**What is needed**
Return each line of the listing below, unchanged, and omit the images.

**Available data**
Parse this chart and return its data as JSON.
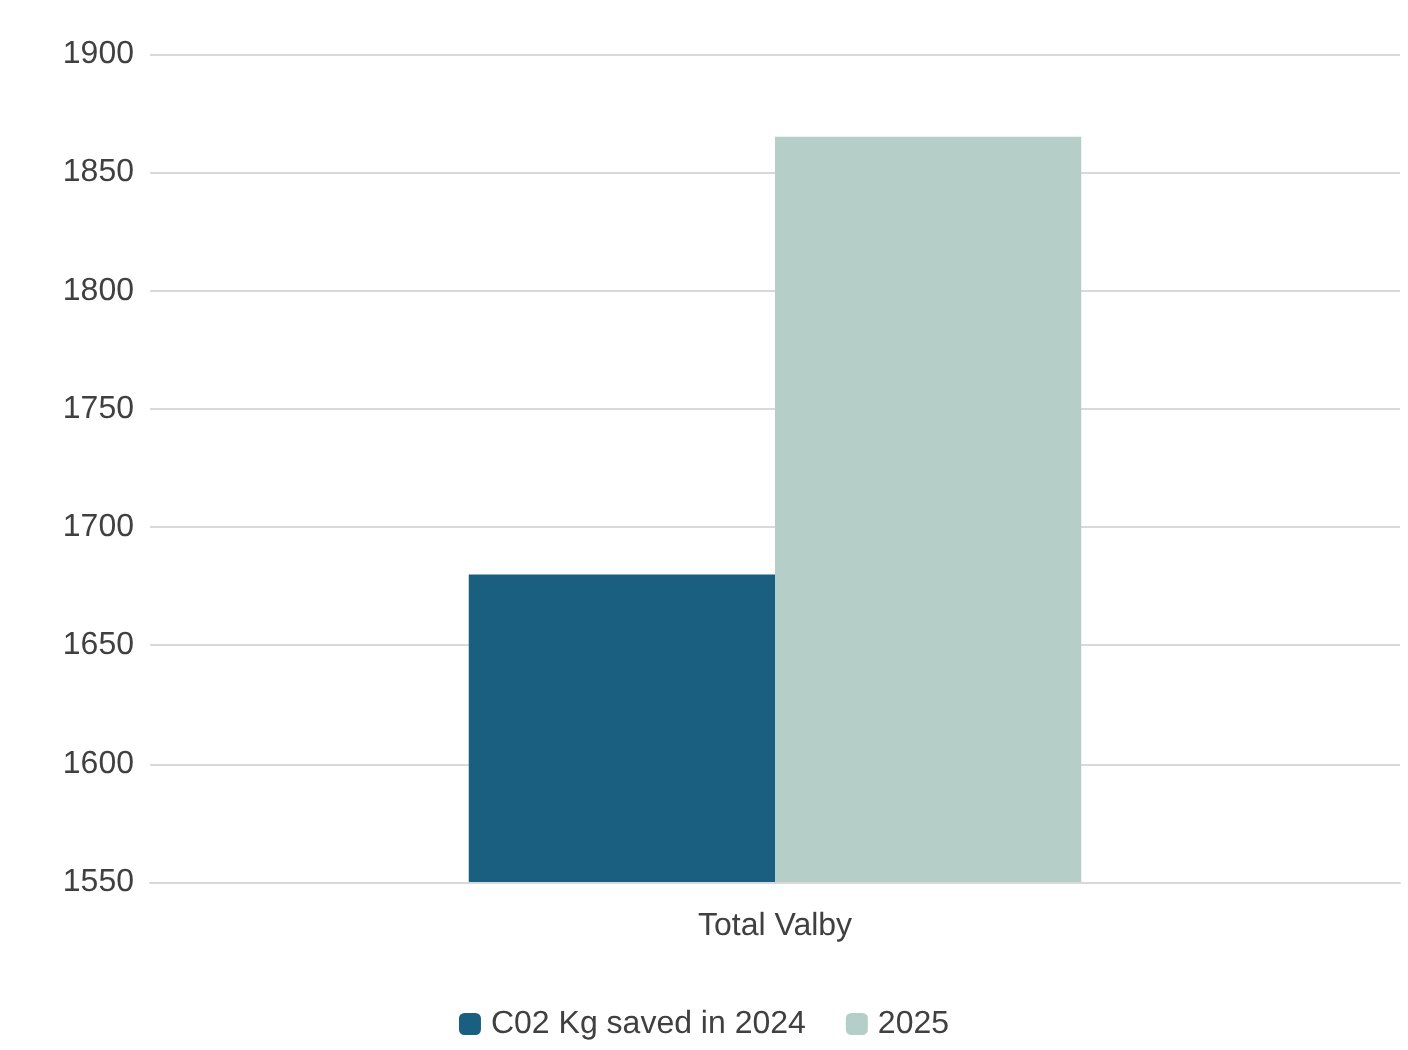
{
  "chart_data": {
    "type": "bar",
    "categories": [
      "Total Valby"
    ],
    "series": [
      {
        "name": "C02 Kg saved in 2024",
        "color": "#1a5f80",
        "values": [
          1680
        ]
      },
      {
        "name": "2025",
        "color": "#b5cfc8",
        "values": [
          1865
        ]
      }
    ],
    "ylim": [
      1550,
      1900
    ],
    "yticks": [
      1550,
      1600,
      1650,
      1700,
      1750,
      1800,
      1850,
      1900
    ],
    "grid": "y",
    "legend": "bottom"
  }
}
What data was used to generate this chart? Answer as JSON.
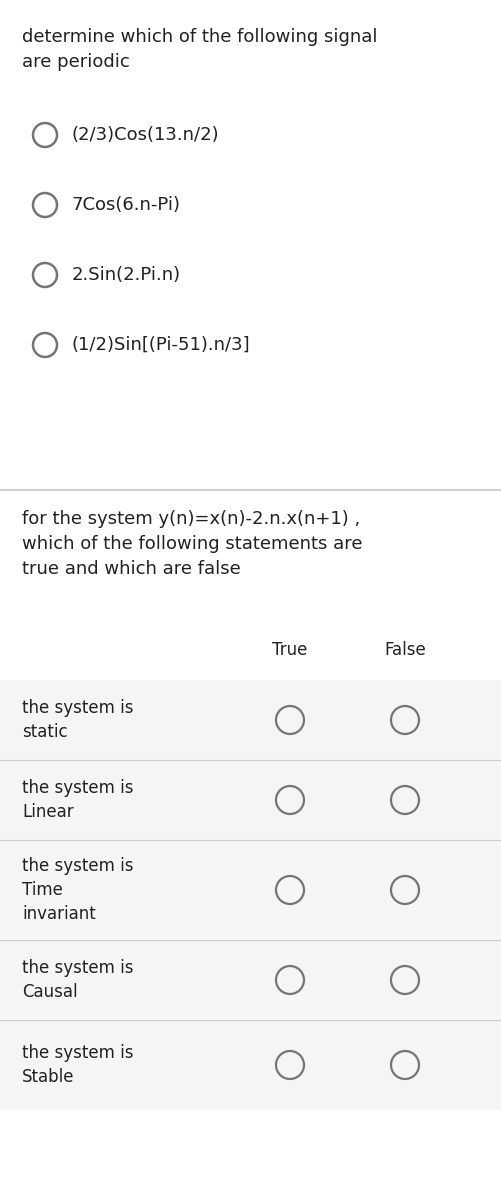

**Reply**
Parse this chart and return its data as JSON.
{
  "chart_data": {
    "type": "bar",
    "categories": [
      "Total Valby"
    ],
    "series": [
      {
        "name": "C02 Kg saved in 2024",
        "color": "#1a5f80",
        "values": [
          1680
        ]
      },
      {
        "name": "2025",
        "color": "#b5cfc8",
        "values": [
          1865
        ]
      }
    ],
    "ylim": [
      1550,
      1900
    ],
    "yticks": [
      1550,
      1600,
      1650,
      1700,
      1750,
      1800,
      1850,
      1900
    ],
    "grid": "y",
    "legend": "bottom"
  }
}
What data was used to generate this chart? Answer as JSON.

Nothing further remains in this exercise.